> [Task instructions]
Count the lines in the records below that contain the word "title", and give only that number.

# start of Extracted data

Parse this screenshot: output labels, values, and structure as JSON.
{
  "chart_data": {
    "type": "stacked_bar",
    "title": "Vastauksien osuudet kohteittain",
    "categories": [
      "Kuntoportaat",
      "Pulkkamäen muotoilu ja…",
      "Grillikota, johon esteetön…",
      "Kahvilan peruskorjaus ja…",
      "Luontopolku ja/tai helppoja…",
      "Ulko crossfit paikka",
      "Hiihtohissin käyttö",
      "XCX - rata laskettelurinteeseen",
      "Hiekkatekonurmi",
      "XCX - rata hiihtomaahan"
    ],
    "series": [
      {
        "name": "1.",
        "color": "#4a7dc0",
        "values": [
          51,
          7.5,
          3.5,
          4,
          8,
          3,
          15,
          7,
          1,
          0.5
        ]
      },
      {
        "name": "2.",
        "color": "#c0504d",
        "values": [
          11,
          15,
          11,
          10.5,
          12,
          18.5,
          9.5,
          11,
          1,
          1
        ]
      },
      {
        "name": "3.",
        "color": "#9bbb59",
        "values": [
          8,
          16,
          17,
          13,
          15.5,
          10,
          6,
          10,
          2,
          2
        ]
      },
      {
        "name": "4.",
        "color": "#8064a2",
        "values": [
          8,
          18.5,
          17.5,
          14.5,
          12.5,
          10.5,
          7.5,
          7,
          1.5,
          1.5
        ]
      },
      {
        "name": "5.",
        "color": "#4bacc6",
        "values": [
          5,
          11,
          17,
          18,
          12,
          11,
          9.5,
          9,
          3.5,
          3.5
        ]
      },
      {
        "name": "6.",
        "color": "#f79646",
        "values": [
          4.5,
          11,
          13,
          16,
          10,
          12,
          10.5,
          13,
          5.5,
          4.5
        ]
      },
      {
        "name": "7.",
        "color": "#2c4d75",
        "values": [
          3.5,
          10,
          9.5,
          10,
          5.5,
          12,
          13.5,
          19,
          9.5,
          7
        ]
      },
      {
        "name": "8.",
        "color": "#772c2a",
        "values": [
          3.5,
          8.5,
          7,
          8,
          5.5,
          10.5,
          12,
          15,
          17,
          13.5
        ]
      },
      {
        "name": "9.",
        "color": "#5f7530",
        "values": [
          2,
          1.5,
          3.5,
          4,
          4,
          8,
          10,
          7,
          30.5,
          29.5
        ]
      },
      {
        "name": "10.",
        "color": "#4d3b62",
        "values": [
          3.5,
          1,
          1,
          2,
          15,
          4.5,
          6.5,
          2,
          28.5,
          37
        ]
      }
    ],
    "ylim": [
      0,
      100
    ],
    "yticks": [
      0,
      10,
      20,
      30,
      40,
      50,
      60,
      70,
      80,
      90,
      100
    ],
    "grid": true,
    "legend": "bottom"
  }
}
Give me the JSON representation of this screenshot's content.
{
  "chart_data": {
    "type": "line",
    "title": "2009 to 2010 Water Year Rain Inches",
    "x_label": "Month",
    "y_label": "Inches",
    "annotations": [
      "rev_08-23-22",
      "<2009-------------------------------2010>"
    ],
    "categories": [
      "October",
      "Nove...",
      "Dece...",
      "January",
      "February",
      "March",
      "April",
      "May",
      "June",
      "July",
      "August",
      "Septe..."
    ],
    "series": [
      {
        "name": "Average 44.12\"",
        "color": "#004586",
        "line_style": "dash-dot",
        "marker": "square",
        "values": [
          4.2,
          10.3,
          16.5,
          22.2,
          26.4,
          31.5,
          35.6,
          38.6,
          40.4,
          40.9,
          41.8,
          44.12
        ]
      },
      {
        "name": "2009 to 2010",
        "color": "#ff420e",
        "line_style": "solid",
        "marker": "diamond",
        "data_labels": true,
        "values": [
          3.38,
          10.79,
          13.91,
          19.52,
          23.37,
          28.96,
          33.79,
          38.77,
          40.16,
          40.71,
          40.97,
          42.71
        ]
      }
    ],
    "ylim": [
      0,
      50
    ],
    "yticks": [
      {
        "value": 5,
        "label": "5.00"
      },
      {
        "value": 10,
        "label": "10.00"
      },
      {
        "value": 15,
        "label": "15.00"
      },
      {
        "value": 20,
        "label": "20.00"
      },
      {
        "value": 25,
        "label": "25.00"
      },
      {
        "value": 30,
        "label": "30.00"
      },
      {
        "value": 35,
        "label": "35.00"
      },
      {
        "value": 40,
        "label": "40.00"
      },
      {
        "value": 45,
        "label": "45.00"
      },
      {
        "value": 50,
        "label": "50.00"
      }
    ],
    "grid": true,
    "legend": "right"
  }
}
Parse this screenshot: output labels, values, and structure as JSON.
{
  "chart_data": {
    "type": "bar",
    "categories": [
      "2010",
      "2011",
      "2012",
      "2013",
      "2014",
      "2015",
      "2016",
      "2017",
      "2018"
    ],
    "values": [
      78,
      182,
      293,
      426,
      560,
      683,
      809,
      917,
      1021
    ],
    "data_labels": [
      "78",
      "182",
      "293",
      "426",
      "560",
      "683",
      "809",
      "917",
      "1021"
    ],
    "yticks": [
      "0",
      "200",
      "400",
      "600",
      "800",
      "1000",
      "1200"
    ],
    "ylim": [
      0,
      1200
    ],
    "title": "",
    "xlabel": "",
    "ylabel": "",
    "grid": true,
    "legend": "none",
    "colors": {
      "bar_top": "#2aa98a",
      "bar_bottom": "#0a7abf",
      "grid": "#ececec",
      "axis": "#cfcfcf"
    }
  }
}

# end of Extracted data

> [Task answer]
3